(Data records)
——————

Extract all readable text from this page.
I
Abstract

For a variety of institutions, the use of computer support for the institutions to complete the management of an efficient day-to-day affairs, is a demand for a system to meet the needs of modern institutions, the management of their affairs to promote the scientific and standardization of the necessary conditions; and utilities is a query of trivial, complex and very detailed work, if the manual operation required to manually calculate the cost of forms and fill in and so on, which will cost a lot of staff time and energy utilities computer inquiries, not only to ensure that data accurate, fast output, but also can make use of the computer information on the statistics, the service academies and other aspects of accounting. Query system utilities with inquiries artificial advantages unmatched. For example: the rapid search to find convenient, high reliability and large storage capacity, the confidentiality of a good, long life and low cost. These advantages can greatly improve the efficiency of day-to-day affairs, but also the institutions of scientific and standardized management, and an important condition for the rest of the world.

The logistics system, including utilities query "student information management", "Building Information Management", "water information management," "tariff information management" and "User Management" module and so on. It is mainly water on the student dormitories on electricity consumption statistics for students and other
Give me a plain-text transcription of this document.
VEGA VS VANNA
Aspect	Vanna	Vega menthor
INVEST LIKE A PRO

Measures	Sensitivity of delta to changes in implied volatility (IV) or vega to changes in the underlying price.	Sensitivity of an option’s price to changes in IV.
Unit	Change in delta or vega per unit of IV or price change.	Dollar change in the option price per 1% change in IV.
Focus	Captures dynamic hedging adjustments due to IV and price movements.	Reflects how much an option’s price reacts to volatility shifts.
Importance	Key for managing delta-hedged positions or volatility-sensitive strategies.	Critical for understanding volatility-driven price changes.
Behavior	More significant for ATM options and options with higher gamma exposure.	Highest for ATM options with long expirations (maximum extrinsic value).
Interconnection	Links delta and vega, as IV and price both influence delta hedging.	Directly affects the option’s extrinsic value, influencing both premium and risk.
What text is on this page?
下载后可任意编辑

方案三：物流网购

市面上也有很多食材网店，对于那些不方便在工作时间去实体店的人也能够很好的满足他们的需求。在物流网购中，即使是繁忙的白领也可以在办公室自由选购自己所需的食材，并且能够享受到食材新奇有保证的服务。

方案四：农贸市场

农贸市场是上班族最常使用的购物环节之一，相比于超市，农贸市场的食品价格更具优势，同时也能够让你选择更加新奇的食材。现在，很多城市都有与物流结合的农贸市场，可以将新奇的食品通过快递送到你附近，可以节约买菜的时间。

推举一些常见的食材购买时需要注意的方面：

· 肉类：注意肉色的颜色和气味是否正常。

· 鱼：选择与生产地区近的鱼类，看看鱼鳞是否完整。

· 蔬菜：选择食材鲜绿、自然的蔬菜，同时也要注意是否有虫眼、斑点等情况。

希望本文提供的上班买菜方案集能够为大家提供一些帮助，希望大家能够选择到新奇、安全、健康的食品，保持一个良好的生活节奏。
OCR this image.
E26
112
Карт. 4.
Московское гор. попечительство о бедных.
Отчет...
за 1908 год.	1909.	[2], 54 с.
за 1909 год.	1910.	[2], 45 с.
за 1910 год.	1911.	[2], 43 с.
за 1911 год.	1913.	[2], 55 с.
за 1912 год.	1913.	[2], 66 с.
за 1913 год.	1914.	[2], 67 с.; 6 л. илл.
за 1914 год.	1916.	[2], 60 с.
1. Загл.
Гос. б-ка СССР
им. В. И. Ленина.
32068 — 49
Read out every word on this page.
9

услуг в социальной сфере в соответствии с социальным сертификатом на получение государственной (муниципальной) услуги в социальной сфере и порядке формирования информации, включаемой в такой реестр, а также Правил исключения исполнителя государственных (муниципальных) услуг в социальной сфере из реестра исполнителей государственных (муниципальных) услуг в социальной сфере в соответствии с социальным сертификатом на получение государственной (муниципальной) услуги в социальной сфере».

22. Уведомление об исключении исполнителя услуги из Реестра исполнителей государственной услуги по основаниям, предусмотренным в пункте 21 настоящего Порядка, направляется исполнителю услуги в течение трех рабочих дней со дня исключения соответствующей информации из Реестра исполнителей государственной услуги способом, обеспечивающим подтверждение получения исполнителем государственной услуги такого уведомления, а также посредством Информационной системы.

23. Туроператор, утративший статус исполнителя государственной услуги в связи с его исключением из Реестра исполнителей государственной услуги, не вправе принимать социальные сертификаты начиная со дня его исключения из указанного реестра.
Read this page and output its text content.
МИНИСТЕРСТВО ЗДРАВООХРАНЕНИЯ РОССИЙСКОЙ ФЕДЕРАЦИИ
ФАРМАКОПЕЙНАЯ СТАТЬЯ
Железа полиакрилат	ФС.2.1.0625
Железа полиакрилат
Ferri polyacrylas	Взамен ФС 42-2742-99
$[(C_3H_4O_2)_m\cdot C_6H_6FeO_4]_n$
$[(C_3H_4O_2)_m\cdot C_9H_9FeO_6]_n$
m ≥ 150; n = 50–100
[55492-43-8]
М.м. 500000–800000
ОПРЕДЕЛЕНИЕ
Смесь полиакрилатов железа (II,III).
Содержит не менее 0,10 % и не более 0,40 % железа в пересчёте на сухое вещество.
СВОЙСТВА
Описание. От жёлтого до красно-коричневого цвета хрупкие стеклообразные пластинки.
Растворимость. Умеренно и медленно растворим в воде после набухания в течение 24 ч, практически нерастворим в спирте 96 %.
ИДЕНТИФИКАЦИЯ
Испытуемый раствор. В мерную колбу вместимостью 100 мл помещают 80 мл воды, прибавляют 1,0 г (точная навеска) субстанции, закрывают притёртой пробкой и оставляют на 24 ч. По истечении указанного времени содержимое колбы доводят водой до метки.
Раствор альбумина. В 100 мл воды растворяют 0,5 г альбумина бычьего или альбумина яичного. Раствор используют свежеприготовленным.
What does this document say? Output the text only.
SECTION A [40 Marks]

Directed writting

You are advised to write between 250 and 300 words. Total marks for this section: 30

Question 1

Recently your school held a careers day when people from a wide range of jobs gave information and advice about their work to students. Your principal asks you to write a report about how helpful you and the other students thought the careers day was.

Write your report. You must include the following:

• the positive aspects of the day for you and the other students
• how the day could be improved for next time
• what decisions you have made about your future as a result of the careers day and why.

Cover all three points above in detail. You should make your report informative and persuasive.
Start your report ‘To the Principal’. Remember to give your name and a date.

——————

(DO THIS):
Include both ends. Return the line holding "What does this" and all lines after it in the records above, exactly as written.

(TASK ANSWER):
What does this document say? Output the text only.
SECTION A [40 Marks]

Directed writting

You are advised to write between 250 and 300 words. Total marks for this section: 30

Question 1

Recently your school held a careers day when people from a wide range of jobs gave information and advice about their work to students. Your principal asks you to write a report about how helpful you and the other students thought the careers day was.

Write your report. You must include the following:

• the positive aspects of the day for you and the other students
• how the day could be improved for next time
• what decisions you have made about your future as a result of the careers day and why.

Cover all three points above in detail. You should make your report informative and persuasive.
Start your report ‘To the Principal’. Remember to give your name and a date.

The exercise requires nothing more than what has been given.